Exercise material:
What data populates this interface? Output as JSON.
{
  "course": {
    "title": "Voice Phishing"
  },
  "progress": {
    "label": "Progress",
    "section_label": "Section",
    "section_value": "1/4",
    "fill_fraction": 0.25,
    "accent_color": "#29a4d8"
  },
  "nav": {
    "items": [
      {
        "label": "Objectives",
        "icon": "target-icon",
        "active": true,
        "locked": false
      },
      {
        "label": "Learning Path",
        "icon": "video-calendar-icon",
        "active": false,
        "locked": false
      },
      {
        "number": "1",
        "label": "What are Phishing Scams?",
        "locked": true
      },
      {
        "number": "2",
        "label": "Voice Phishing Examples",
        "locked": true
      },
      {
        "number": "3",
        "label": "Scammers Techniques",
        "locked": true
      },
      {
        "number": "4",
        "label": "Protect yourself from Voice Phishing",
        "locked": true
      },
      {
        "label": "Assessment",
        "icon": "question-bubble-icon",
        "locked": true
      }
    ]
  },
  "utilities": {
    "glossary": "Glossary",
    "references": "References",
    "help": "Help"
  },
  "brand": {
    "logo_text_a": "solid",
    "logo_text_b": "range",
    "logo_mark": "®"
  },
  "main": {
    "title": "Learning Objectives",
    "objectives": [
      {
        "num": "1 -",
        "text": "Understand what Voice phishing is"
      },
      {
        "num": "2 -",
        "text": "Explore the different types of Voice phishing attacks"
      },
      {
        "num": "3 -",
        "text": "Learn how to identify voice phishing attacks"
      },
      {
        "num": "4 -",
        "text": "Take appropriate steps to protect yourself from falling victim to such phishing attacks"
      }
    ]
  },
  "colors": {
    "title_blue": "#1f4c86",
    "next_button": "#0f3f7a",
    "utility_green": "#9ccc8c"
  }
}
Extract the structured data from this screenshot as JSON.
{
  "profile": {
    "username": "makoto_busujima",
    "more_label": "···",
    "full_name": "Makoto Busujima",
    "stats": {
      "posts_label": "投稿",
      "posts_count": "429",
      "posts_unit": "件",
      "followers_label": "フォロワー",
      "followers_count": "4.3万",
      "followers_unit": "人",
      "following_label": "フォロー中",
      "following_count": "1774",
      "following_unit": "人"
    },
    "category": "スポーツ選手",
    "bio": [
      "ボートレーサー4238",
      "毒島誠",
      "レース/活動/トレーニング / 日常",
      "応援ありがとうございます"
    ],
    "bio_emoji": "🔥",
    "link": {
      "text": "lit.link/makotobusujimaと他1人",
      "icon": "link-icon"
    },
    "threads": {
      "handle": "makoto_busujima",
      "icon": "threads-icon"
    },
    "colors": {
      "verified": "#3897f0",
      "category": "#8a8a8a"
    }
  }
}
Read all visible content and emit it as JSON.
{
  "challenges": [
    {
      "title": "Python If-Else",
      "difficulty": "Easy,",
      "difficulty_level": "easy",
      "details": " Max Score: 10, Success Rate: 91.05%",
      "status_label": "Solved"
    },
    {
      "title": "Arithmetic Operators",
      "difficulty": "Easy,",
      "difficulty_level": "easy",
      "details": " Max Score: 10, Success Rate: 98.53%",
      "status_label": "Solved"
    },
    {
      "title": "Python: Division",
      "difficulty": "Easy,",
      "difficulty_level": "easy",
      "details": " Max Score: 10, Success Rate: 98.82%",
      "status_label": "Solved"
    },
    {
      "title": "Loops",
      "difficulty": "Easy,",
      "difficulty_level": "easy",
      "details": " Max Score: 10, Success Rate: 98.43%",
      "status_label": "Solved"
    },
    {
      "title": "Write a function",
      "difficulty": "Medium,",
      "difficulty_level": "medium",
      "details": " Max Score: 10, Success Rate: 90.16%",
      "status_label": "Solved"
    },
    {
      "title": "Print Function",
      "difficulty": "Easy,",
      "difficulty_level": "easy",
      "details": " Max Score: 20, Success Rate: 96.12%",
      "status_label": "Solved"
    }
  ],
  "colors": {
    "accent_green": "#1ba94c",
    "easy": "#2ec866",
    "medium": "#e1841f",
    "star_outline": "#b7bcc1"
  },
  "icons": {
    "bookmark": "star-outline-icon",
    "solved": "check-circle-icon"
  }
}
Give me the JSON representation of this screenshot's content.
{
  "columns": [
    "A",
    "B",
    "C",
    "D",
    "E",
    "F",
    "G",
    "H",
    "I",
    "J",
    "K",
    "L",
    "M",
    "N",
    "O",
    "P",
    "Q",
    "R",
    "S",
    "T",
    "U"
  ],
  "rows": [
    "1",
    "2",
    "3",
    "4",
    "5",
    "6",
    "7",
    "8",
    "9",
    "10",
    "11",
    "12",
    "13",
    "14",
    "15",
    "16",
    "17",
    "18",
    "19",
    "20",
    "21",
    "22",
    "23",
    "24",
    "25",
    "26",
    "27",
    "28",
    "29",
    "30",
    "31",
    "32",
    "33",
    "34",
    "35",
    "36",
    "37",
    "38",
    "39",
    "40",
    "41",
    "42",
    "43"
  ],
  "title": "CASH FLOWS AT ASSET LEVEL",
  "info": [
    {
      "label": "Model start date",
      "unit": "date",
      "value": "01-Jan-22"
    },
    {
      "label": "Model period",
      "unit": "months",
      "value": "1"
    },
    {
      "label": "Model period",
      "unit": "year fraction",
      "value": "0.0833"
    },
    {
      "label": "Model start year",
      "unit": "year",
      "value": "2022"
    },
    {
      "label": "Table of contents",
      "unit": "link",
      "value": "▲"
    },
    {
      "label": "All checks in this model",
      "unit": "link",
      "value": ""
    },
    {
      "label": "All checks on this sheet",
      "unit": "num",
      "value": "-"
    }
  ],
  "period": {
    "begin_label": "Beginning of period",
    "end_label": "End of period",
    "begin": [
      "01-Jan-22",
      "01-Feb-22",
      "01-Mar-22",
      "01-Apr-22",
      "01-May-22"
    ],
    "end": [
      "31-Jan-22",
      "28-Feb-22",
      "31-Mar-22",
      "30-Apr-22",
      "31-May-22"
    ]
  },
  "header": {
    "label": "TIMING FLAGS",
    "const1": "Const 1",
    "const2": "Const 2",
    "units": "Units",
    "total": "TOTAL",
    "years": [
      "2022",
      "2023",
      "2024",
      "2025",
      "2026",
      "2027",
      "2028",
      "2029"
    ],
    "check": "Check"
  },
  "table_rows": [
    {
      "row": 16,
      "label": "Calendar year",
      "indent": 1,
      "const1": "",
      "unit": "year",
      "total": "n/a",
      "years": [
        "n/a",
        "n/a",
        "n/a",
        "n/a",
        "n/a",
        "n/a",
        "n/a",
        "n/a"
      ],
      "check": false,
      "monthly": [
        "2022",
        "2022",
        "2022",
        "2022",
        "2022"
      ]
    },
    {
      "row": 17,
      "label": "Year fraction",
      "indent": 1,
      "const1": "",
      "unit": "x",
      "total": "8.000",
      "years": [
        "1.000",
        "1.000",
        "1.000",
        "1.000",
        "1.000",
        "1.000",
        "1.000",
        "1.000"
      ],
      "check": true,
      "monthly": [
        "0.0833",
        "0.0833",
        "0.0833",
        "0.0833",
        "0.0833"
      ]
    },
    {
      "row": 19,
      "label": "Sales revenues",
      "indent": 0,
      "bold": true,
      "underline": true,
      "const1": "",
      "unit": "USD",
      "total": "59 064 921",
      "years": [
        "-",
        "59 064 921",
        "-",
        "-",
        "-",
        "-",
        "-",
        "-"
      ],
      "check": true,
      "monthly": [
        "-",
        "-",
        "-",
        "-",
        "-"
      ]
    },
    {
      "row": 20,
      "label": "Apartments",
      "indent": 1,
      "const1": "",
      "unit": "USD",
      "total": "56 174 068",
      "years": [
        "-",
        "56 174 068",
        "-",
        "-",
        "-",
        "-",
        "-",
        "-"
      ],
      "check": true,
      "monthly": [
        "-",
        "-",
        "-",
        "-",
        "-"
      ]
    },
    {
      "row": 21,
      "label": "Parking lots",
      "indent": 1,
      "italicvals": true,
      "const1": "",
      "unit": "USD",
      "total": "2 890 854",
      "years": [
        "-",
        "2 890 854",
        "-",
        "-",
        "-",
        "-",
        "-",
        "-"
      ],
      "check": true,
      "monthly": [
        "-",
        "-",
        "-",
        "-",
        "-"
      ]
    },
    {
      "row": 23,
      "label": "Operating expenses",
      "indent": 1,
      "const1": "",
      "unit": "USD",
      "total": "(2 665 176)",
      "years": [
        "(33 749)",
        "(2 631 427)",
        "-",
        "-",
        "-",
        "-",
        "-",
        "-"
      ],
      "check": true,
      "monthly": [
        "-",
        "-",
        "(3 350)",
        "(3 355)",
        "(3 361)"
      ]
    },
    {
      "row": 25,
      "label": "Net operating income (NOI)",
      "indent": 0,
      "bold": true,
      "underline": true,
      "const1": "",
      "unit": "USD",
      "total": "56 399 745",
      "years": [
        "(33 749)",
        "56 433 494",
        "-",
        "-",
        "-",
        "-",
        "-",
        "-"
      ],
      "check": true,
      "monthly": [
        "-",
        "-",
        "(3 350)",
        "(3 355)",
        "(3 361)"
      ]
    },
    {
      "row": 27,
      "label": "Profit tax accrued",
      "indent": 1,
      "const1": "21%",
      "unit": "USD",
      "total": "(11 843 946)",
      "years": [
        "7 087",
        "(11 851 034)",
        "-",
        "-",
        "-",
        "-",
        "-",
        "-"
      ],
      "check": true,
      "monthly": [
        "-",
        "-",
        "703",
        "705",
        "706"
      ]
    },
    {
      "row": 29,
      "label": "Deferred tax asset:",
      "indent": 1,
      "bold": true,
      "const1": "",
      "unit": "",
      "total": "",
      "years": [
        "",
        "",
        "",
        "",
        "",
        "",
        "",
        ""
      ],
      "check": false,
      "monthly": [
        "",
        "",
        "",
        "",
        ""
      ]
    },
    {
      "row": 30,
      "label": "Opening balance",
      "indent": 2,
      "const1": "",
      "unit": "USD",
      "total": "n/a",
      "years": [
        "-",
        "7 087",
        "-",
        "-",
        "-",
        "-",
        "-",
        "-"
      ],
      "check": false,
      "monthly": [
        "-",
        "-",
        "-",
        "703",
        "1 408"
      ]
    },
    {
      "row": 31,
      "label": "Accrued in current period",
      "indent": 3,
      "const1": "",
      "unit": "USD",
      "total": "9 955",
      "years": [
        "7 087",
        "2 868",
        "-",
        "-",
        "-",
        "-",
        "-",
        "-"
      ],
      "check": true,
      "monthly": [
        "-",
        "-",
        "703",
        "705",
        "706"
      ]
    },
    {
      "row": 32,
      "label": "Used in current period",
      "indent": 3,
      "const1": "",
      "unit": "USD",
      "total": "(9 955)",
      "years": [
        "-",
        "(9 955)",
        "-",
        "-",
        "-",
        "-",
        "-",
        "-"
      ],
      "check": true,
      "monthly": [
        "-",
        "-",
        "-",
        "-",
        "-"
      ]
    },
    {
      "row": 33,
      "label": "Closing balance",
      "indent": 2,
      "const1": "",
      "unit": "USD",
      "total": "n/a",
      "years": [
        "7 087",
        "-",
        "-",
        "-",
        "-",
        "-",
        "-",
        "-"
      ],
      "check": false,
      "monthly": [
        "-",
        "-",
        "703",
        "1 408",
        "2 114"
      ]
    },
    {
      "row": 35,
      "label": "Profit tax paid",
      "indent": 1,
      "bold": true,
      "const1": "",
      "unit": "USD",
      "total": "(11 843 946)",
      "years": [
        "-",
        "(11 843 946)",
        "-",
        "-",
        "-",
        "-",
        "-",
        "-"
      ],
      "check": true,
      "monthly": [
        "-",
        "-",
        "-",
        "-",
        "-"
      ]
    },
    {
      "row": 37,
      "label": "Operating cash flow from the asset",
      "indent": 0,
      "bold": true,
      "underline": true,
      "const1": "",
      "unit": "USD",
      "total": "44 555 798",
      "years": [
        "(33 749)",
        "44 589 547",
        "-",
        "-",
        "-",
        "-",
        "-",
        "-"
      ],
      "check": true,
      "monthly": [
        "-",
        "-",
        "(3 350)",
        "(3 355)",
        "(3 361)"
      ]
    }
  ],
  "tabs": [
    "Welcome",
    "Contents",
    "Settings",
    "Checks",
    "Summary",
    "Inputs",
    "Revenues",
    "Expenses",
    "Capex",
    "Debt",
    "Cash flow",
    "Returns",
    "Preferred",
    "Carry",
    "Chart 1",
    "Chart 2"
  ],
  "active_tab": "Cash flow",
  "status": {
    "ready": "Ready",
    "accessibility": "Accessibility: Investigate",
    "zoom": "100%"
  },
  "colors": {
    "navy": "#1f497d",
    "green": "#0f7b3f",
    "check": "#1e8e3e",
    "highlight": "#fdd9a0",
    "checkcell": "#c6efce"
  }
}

Directive: Where a line above holds the string "Python", show that line.

Completed exercise:
      "title": "Python If-Else",
      "title": "Python: Division",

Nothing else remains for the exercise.